## [Directions for this task]
Drop every picture, then transcribe the remaining data exactly.

──────── Task data

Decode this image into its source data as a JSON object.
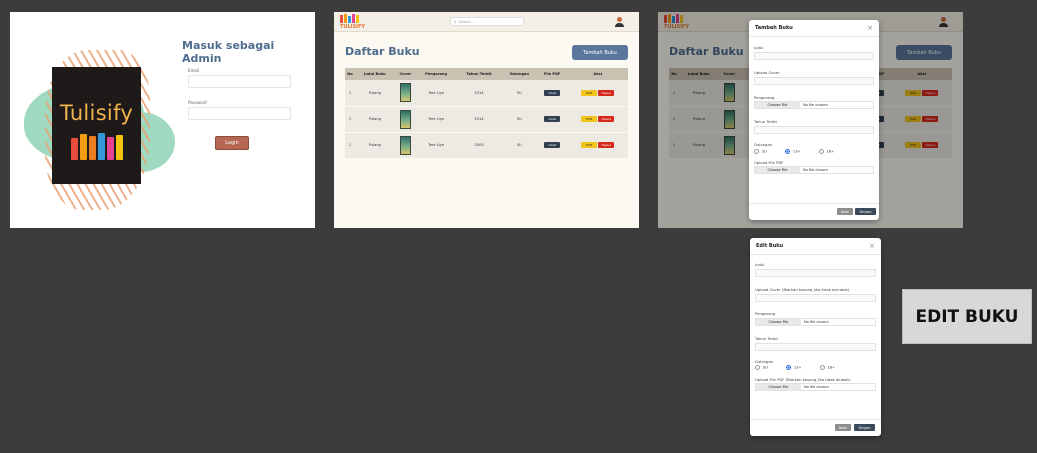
{
  "login": {
    "brand": "Tulisify",
    "title": "Masuk sebagai Admin",
    "email_label": "Email",
    "password_label": "Password",
    "login_button": "Login",
    "book_colors": [
      "#e74c3c",
      "#f39c12",
      "#e67e22",
      "#3498db",
      "#e84393",
      "#f1c40f"
    ]
  },
  "list": {
    "logo_word": "TULISIFY",
    "search_placeholder": "Search...",
    "page_title": "Daftar Buku",
    "add_button": "Tambah Buku",
    "columns": [
      "No",
      "Judul Buku",
      "Cover",
      "Pengarang",
      "Tahun Terbit",
      "Golongan",
      "File PDF",
      "Aksi"
    ],
    "rows": [
      {
        "no": "1",
        "judul": "Pulang",
        "pengarang": "Tere Liye",
        "tahun": "2014",
        "golongan": "SU",
        "pdf": "Lihat",
        "edit": "Edit",
        "hapus": "Hapus"
      },
      {
        "no": "1",
        "judul": "Pulang",
        "pengarang": "Tere Liye",
        "tahun": "2014",
        "golongan": "SU",
        "pdf": "Lihat",
        "edit": "Edit",
        "hapus": "Hapus"
      },
      {
        "no": "1",
        "judul": "Pulang",
        "pengarang": "Tere Liye",
        "tahun": "2003",
        "golongan": "SU",
        "pdf": "Lihat",
        "edit": "Edit",
        "hapus": "Hapus"
      }
    ]
  },
  "tambah_modal": {
    "title": "Tambah Buku",
    "judul_label": "Judul",
    "cover_label": "Upload Cover",
    "pengarang_label": "Pengarang",
    "choose_file": "Choose File",
    "no_file": "No file chosen",
    "tahun_label": "Tahun Terbit",
    "golongan_label": "Golongan",
    "golongan_options": [
      "SU",
      "13+",
      "18+"
    ],
    "pdf_label": "Upload File PDF",
    "cancel": "Batal",
    "save": "Simpan"
  },
  "edit_modal": {
    "title": "Edit Buku",
    "judul_label": "Judul",
    "cover_label": "Upload Cover (Biarkan kosong jika tidak berubah)",
    "pengarang_label": "Pengarang",
    "choose_file": "Choose File",
    "no_file": "No file chosen",
    "tahun_label": "Tahun Terbit",
    "golongan_label": "Golongan",
    "golongan_options": [
      "SU",
      "13+",
      "18+"
    ],
    "pdf_label": "Upload File PDF (Biarkan kosong jika tidak diubah)",
    "cancel": "Batal",
    "save": "Simpan"
  },
  "caption": "EDIT BUKU",
  "colors": {
    "accent_blue": "#4e6c8d",
    "button_blue": "#59779a",
    "login_brown": "#b76654",
    "edit_yellow": "#f0c419",
    "delete_red": "#d7281d",
    "pdf_dark": "#2f3f4f"
  }
}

────────────────

## [Final result]
Decode this image into its source data as a JSON object.
{
  "login": {
    "brand": "Tulisify",
    "title": "Masuk sebagai Admin",
    "email_label": "Email",
    "password_label": "Password",
    "login_button": "Login",
    "book_colors": [
      "#e74c3c",
      "#f39c12",
      "#e67e22",
      "#3498db",
      "#e84393",
      "#f1c40f"
    ]
  },
  "list": {
    "logo_word": "TULISIFY",
    "search_placeholder": "Search...",
    "page_title": "Daftar Buku",
    "add_button": "Tambah Buku",
    "columns": [
      "No",
      "Judul Buku",
      "Cover",
      "Pengarang",
      "Tahun Terbit",
      "Golongan",
      "File PDF",
      "Aksi"
    ],
    "rows": [
      {
        "no": "1",
        "judul": "Pulang",
        "pengarang": "Tere Liye",
        "tahun": "2014",
        "golongan": "SU",
        "pdf": "Lihat",
        "edit": "Edit",
        "hapus": "Hapus"
      },
      {
        "no": "1",
        "judul": "Pulang",
        "pengarang": "Tere Liye",
        "tahun": "2014",
        "golongan": "SU",
        "pdf": "Lihat",
        "edit": "Edit",
        "hapus": "Hapus"
      },
      {
        "no": "1",
        "judul": "Pulang",
        "pengarang": "Tere Liye",
        "tahun": "2003",
        "golongan": "SU",
        "pdf": "Lihat",
        "edit": "Edit",
        "hapus": "Hapus"
      }
    ]
  },
  "tambah_modal": {
    "title": "Tambah Buku",
    "judul_label": "Judul",
    "cover_label": "Upload Cover",
    "pengarang_label": "Pengarang",
    "choose_file": "Choose File",
    "no_file": "No file chosen",
    "tahun_label": "Tahun Terbit",
    "golongan_label": "Golongan",
    "golongan_options": [
      "SU",
      "13+",
      "18+"
    ],
    "pdf_label": "Upload File PDF",
    "cancel": "Batal",
    "save": "Simpan"
  },
  "edit_modal": {
    "title": "Edit Buku",
    "judul_label": "Judul",
    "cover_label": "Upload Cover (Biarkan kosong jika tidak berubah)",
    "pengarang_label": "Pengarang",
    "choose_file": "Choose File",
    "no_file": "No file chosen",
    "tahun_label": "Tahun Terbit",
    "golongan_label": "Golongan",
    "golongan_options": [
      "SU",
      "13+",
      "18+"
    ],
    "pdf_label": "Upload File PDF (Biarkan kosong jika tidak diubah)",
    "cancel": "Batal",
    "save": "Simpan"
  },
  "caption": "EDIT BUKU",
  "colors": {
    "accent_blue": "#4e6c8d",
    "button_blue": "#59779a",
    "login_brown": "#b76654",
    "edit_yellow": "#f0c419",
    "delete_red": "#d7281d",
    "pdf_dark": "#2f3f4f"
  }
}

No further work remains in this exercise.